▶ **MATERIAL FOR THIS EXERCISE**
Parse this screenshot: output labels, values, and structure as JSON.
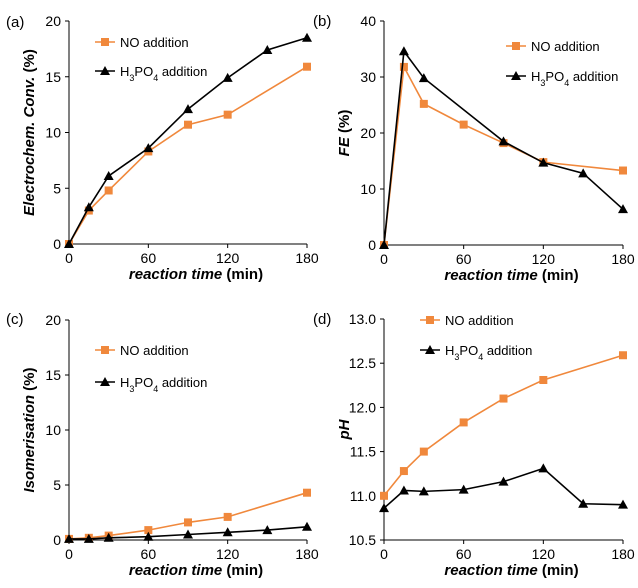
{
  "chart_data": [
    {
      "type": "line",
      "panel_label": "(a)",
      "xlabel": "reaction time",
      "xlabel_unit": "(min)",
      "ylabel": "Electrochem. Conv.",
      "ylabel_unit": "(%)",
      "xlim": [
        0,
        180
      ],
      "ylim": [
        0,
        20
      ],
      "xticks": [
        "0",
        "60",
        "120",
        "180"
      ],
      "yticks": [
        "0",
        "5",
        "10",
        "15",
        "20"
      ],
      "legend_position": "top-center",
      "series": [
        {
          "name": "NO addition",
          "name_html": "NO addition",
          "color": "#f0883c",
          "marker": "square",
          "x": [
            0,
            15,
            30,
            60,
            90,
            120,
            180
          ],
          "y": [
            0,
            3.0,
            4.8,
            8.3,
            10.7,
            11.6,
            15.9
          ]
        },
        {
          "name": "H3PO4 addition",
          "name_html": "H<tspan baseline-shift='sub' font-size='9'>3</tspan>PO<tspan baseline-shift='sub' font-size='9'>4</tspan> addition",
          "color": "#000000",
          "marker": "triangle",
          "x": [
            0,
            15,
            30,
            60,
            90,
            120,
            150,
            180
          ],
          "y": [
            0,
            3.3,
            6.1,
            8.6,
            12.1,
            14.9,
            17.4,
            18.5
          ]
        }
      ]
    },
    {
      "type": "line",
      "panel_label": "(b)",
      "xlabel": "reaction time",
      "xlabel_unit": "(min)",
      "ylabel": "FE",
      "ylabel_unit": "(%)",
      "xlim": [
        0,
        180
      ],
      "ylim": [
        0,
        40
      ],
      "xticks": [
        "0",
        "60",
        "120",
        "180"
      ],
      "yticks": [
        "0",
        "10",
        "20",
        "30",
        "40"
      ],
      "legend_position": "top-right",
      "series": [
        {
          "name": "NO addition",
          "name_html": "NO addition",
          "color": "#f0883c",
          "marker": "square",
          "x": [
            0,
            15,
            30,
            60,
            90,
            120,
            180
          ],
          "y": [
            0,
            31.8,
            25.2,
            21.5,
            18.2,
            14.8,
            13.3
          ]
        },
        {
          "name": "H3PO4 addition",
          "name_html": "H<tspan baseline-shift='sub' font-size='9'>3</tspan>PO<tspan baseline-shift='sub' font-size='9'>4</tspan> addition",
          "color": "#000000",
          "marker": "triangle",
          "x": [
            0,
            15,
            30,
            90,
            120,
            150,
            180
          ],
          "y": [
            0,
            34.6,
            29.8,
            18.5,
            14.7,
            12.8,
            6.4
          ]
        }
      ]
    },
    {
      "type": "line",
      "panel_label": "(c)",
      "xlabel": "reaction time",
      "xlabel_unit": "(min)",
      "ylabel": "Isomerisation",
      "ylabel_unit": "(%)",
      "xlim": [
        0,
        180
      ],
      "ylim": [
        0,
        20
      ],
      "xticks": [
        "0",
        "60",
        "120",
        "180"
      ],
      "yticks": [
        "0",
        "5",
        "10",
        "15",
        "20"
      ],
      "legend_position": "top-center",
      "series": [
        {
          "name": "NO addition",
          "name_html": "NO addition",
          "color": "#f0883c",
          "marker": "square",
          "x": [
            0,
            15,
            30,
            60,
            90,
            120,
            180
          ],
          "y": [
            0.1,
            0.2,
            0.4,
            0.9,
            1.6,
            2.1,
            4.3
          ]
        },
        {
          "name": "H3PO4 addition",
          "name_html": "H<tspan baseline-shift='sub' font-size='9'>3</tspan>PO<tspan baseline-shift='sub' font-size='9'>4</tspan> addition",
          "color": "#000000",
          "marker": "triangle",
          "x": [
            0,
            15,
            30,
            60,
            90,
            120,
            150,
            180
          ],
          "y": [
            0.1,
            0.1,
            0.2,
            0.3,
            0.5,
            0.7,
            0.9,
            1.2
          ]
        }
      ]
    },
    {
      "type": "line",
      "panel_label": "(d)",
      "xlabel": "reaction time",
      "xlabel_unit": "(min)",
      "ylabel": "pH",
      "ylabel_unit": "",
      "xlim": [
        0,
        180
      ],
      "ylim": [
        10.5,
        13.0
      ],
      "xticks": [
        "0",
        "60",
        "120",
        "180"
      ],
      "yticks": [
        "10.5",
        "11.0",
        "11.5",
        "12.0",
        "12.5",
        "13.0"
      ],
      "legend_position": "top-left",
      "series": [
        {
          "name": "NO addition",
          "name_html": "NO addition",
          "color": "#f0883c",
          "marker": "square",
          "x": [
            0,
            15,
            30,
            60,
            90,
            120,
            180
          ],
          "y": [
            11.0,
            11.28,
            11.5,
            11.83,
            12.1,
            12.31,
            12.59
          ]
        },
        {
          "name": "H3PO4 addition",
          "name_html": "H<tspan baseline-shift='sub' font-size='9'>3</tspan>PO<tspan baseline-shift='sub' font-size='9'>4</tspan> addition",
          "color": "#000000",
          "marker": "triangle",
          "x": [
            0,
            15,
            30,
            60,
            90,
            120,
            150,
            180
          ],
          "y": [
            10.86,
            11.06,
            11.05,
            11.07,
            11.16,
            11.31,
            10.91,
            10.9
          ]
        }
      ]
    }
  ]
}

▶ **REQUIREMENT**
Copy out each record shown above without alteration, skipping any picture.

▶ **WRITTEN RESPONSE**
Parse this screenshot: output labels, values, and structure as JSON.
{
  "chart_data": [
    {
      "type": "line",
      "panel_label": "(a)",
      "xlabel": "reaction time",
      "xlabel_unit": "(min)",
      "ylabel": "Electrochem. Conv.",
      "ylabel_unit": "(%)",
      "xlim": [
        0,
        180
      ],
      "ylim": [
        0,
        20
      ],
      "xticks": [
        "0",
        "60",
        "120",
        "180"
      ],
      "yticks": [
        "0",
        "5",
        "10",
        "15",
        "20"
      ],
      "legend_position": "top-center",
      "series": [
        {
          "name": "NO addition",
          "name_html": "NO addition",
          "color": "#f0883c",
          "marker": "square",
          "x": [
            0,
            15,
            30,
            60,
            90,
            120,
            180
          ],
          "y": [
            0,
            3.0,
            4.8,
            8.3,
            10.7,
            11.6,
            15.9
          ]
        },
        {
          "name": "H3PO4 addition",
          "name_html": "H<tspan baseline-shift='sub' font-size='9'>3</tspan>PO<tspan baseline-shift='sub' font-size='9'>4</tspan> addition",
          "color": "#000000",
          "marker": "triangle",
          "x": [
            0,
            15,
            30,
            60,
            90,
            120,
            150,
            180
          ],
          "y": [
            0,
            3.3,
            6.1,
            8.6,
            12.1,
            14.9,
            17.4,
            18.5
          ]
        }
      ]
    },
    {
      "type": "line",
      "panel_label": "(b)",
      "xlabel": "reaction time",
      "xlabel_unit": "(min)",
      "ylabel": "FE",
      "ylabel_unit": "(%)",
      "xlim": [
        0,
        180
      ],
      "ylim": [
        0,
        40
      ],
      "xticks": [
        "0",
        "60",
        "120",
        "180"
      ],
      "yticks": [
        "0",
        "10",
        "20",
        "30",
        "40"
      ],
      "legend_position": "top-right",
      "series": [
        {
          "name": "NO addition",
          "name_html": "NO addition",
          "color": "#f0883c",
          "marker": "square",
          "x": [
            0,
            15,
            30,
            60,
            90,
            120,
            180
          ],
          "y": [
            0,
            31.8,
            25.2,
            21.5,
            18.2,
            14.8,
            13.3
          ]
        },
        {
          "name": "H3PO4 addition",
          "name_html": "H<tspan baseline-shift='sub' font-size='9'>3</tspan>PO<tspan baseline-shift='sub' font-size='9'>4</tspan> addition",
          "color": "#000000",
          "marker": "triangle",
          "x": [
            0,
            15,
            30,
            90,
            120,
            150,
            180
          ],
          "y": [
            0,
            34.6,
            29.8,
            18.5,
            14.7,
            12.8,
            6.4
          ]
        }
      ]
    },
    {
      "type": "line",
      "panel_label": "(c)",
      "xlabel": "reaction time",
      "xlabel_unit": "(min)",
      "ylabel": "Isomerisation",
      "ylabel_unit": "(%)",
      "xlim": [
        0,
        180
      ],
      "ylim": [
        0,
        20
      ],
      "xticks": [
        "0",
        "60",
        "120",
        "180"
      ],
      "yticks": [
        "0",
        "5",
        "10",
        "15",
        "20"
      ],
      "legend_position": "top-center",
      "series": [
        {
          "name": "NO addition",
          "name_html": "NO addition",
          "color": "#f0883c",
          "marker": "square",
          "x": [
            0,
            15,
            30,
            60,
            90,
            120,
            180
          ],
          "y": [
            0.1,
            0.2,
            0.4,
            0.9,
            1.6,
            2.1,
            4.3
          ]
        },
        {
          "name": "H3PO4 addition",
          "name_html": "H<tspan baseline-shift='sub' font-size='9'>3</tspan>PO<tspan baseline-shift='sub' font-size='9'>4</tspan> addition",
          "color": "#000000",
          "marker": "triangle",
          "x": [
            0,
            15,
            30,
            60,
            90,
            120,
            150,
            180
          ],
          "y": [
            0.1,
            0.1,
            0.2,
            0.3,
            0.5,
            0.7,
            0.9,
            1.2
          ]
        }
      ]
    },
    {
      "type": "line",
      "panel_label": "(d)",
      "xlabel": "reaction time",
      "xlabel_unit": "(min)",
      "ylabel": "pH",
      "ylabel_unit": "",
      "xlim": [
        0,
        180
      ],
      "ylim": [
        10.5,
        13.0
      ],
      "xticks": [
        "0",
        "60",
        "120",
        "180"
      ],
      "yticks": [
        "10.5",
        "11.0",
        "11.5",
        "12.0",
        "12.5",
        "13.0"
      ],
      "legend_position": "top-left",
      "series": [
        {
          "name": "NO addition",
          "name_html": "NO addition",
          "color": "#f0883c",
          "marker": "square",
          "x": [
            0,
            15,
            30,
            60,
            90,
            120,
            180
          ],
          "y": [
            11.0,
            11.28,
            11.5,
            11.83,
            12.1,
            12.31,
            12.59
          ]
        },
        {
          "name": "H3PO4 addition",
          "name_html": "H<tspan baseline-shift='sub' font-size='9'>3</tspan>PO<tspan baseline-shift='sub' font-size='9'>4</tspan> addition",
          "color": "#000000",
          "marker": "triangle",
          "x": [
            0,
            15,
            30,
            60,
            90,
            120,
            150,
            180
          ],
          "y": [
            10.86,
            11.06,
            11.05,
            11.07,
            11.16,
            11.31,
            10.91,
            10.9
          ]
        }
      ]
    }
  ]
}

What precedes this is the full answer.